EXTRACTED MATERIAL:
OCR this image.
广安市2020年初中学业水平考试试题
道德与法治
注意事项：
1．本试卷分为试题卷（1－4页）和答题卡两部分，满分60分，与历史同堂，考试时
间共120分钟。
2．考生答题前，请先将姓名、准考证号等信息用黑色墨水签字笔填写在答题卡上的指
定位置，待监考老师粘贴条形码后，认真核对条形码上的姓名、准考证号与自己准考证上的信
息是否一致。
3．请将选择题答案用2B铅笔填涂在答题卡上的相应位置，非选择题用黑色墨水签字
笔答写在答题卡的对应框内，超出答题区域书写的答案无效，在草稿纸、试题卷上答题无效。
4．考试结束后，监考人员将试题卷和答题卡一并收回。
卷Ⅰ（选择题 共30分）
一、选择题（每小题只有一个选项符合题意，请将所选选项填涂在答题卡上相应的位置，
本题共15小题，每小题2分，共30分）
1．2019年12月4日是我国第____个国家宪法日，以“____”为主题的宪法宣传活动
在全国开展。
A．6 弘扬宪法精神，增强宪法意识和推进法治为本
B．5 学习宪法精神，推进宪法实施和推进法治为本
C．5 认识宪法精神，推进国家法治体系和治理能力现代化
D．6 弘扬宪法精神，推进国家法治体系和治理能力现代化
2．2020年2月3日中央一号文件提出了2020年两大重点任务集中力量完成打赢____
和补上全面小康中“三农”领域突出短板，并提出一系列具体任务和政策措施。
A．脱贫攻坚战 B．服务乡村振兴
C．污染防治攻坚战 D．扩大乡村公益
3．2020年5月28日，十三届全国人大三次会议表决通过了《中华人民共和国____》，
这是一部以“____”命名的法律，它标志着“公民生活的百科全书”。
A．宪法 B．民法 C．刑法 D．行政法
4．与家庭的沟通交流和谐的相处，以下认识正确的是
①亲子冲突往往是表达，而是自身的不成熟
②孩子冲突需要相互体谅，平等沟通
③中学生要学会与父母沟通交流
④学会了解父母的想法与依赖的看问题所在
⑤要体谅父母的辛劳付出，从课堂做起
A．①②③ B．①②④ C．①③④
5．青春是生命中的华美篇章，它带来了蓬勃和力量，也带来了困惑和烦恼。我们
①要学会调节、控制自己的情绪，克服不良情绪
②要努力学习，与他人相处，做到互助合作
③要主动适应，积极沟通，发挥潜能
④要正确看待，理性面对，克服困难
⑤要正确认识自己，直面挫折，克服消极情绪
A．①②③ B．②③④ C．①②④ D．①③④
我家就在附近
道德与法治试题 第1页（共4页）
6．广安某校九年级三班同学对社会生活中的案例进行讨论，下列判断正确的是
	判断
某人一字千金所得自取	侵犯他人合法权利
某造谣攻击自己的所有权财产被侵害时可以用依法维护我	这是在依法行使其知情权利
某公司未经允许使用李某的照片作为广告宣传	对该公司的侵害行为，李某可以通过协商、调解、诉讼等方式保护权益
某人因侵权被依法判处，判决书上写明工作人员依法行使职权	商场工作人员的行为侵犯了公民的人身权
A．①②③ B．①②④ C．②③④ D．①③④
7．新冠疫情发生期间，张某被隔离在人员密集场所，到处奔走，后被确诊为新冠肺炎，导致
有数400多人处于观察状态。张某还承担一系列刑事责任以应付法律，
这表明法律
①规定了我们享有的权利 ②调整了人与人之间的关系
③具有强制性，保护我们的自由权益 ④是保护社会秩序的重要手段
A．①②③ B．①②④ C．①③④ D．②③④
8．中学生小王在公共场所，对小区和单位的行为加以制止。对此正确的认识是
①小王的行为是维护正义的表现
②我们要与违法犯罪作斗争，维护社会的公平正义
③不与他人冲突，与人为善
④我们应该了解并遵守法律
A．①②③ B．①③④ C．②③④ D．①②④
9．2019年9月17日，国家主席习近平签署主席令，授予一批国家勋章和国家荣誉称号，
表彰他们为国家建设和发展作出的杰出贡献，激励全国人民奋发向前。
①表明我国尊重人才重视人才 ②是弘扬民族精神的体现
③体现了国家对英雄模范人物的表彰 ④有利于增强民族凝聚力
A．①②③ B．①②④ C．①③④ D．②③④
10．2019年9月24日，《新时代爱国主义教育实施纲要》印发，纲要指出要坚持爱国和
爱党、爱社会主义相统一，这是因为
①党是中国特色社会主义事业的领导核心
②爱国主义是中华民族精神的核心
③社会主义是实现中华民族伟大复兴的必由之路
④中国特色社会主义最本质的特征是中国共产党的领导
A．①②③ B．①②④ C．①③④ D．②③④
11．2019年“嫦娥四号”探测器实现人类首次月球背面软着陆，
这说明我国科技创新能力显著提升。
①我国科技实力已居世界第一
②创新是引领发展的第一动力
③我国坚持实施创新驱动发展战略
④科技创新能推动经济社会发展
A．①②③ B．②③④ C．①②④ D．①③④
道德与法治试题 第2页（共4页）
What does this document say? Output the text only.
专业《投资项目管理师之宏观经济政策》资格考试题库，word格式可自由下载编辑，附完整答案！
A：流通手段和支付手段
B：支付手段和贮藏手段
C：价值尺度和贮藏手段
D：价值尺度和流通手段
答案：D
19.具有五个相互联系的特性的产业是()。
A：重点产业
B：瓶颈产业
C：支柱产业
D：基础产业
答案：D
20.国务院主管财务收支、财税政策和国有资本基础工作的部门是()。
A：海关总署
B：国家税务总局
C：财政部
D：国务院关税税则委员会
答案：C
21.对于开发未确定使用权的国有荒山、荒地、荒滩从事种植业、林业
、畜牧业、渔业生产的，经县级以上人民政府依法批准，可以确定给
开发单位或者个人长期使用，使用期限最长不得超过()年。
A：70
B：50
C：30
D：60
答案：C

TASK: Collect each line of the entries that has the word "推进国家法治体系和治理能力现代化", copying it in full.

OUTPUT FOR THIS TASK:
C．5 认识宪法精神，推进国家法治体系和治理能力现代化
D．6 弘扬宪法精神，推进国家法治体系和治理能力现代化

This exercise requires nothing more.